Work out how many lines of the material below mention the word "quantity"; reply with the number only.

» Supplied data:

--*--

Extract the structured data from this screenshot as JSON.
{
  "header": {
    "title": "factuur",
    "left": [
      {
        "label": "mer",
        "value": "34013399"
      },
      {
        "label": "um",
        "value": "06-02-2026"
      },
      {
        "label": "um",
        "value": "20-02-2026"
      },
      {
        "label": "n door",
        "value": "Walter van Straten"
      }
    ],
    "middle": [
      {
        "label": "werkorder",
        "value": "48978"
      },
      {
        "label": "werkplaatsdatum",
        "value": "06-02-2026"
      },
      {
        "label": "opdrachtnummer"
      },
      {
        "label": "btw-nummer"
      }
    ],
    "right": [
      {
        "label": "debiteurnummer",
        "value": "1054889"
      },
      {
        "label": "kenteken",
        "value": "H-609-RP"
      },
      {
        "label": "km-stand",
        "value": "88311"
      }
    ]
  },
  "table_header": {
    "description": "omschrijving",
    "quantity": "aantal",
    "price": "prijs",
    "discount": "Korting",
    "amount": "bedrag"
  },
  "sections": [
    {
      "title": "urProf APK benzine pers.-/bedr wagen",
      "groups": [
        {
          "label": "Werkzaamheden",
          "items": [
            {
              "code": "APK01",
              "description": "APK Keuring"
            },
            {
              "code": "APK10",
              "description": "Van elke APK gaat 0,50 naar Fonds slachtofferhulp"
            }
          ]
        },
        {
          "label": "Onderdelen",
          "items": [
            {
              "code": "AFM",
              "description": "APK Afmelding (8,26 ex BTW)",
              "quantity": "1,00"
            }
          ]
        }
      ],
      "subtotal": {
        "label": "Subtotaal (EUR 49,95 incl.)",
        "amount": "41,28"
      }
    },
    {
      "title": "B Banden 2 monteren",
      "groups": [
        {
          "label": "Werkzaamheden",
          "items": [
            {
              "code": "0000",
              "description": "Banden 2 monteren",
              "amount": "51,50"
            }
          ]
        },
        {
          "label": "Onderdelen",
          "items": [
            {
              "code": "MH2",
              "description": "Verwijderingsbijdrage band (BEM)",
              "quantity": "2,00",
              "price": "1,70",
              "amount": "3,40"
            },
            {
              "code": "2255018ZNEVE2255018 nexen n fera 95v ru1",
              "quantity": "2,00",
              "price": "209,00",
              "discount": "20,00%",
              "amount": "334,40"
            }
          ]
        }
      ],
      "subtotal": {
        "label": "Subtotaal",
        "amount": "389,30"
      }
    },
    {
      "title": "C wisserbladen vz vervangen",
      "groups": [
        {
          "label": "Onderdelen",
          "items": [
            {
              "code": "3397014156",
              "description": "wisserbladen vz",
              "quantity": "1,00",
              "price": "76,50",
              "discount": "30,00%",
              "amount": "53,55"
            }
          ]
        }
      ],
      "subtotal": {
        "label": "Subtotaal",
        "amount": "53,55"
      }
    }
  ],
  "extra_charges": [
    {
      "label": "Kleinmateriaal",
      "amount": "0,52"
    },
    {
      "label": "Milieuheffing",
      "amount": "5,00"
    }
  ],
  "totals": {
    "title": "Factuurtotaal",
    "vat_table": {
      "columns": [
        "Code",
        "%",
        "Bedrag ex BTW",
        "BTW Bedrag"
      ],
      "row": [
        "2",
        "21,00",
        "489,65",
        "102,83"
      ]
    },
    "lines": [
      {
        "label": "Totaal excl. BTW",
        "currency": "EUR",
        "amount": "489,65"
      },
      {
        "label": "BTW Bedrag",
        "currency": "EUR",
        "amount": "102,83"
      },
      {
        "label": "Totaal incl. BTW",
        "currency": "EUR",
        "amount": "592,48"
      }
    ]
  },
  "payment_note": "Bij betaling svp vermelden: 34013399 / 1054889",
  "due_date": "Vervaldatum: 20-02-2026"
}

--*--

» Expected answer:
5